* **RECORD EXTRACTS**
╭──

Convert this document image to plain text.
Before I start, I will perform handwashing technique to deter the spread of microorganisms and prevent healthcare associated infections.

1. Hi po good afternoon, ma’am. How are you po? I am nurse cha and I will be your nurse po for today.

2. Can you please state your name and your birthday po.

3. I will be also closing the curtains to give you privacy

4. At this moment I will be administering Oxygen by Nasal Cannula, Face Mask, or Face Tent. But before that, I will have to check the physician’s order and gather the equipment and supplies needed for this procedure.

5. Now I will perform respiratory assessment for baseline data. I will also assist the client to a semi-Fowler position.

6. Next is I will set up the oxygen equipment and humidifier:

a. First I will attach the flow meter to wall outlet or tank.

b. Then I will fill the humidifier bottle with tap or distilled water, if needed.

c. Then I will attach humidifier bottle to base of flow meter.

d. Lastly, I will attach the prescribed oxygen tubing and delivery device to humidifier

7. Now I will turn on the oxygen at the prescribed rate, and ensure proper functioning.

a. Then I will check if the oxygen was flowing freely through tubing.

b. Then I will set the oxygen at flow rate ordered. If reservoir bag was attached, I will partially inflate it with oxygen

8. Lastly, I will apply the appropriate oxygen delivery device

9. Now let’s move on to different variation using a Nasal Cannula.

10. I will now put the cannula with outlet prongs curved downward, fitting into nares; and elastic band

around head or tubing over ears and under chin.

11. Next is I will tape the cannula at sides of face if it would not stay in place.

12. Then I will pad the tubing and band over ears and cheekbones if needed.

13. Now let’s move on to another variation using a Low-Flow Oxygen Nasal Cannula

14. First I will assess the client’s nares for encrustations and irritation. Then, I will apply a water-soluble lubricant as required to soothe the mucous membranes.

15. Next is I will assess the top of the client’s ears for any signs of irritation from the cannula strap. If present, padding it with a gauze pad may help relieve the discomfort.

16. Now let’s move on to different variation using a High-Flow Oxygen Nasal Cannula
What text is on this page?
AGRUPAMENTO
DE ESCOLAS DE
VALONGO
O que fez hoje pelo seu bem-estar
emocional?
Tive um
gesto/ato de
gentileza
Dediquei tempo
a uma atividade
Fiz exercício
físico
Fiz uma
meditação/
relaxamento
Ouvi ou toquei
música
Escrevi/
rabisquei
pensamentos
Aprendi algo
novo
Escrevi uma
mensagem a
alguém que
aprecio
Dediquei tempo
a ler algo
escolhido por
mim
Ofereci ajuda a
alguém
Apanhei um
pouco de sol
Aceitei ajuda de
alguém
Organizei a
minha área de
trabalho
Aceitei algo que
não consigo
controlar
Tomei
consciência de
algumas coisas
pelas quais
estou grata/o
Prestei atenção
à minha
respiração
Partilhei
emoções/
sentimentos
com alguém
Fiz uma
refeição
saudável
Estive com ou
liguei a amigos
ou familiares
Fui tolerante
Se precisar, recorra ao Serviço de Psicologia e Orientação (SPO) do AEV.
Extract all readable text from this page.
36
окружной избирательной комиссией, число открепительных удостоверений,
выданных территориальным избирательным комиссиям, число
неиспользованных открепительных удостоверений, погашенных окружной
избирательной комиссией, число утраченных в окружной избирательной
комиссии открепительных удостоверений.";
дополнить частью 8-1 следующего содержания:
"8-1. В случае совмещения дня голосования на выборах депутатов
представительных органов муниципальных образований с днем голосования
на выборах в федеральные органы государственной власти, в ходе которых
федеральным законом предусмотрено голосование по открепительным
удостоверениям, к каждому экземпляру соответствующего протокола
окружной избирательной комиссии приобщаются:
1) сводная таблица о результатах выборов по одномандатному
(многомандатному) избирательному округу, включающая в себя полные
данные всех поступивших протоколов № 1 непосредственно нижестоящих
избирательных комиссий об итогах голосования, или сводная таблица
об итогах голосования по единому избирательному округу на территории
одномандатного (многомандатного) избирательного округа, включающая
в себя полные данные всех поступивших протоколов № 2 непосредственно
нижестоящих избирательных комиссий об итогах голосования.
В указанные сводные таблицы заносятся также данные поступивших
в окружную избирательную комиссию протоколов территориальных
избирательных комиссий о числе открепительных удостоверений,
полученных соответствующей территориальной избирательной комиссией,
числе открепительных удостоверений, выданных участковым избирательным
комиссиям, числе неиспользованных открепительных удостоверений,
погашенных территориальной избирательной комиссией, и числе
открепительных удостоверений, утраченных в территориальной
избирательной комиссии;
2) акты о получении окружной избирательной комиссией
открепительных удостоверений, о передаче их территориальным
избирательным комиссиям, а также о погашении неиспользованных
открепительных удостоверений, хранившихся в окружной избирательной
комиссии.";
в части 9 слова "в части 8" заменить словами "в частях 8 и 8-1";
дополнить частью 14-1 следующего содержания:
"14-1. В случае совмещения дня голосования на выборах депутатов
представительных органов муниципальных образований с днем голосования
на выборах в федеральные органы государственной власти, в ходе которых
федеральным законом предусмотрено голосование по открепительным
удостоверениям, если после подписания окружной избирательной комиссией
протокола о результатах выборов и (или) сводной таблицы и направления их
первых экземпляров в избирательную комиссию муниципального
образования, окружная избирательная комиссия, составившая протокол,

╰──

* **AIM**
The answer is one number: how many lines of the material above contain "также".

* **RESPONSE TO THE TASK**
2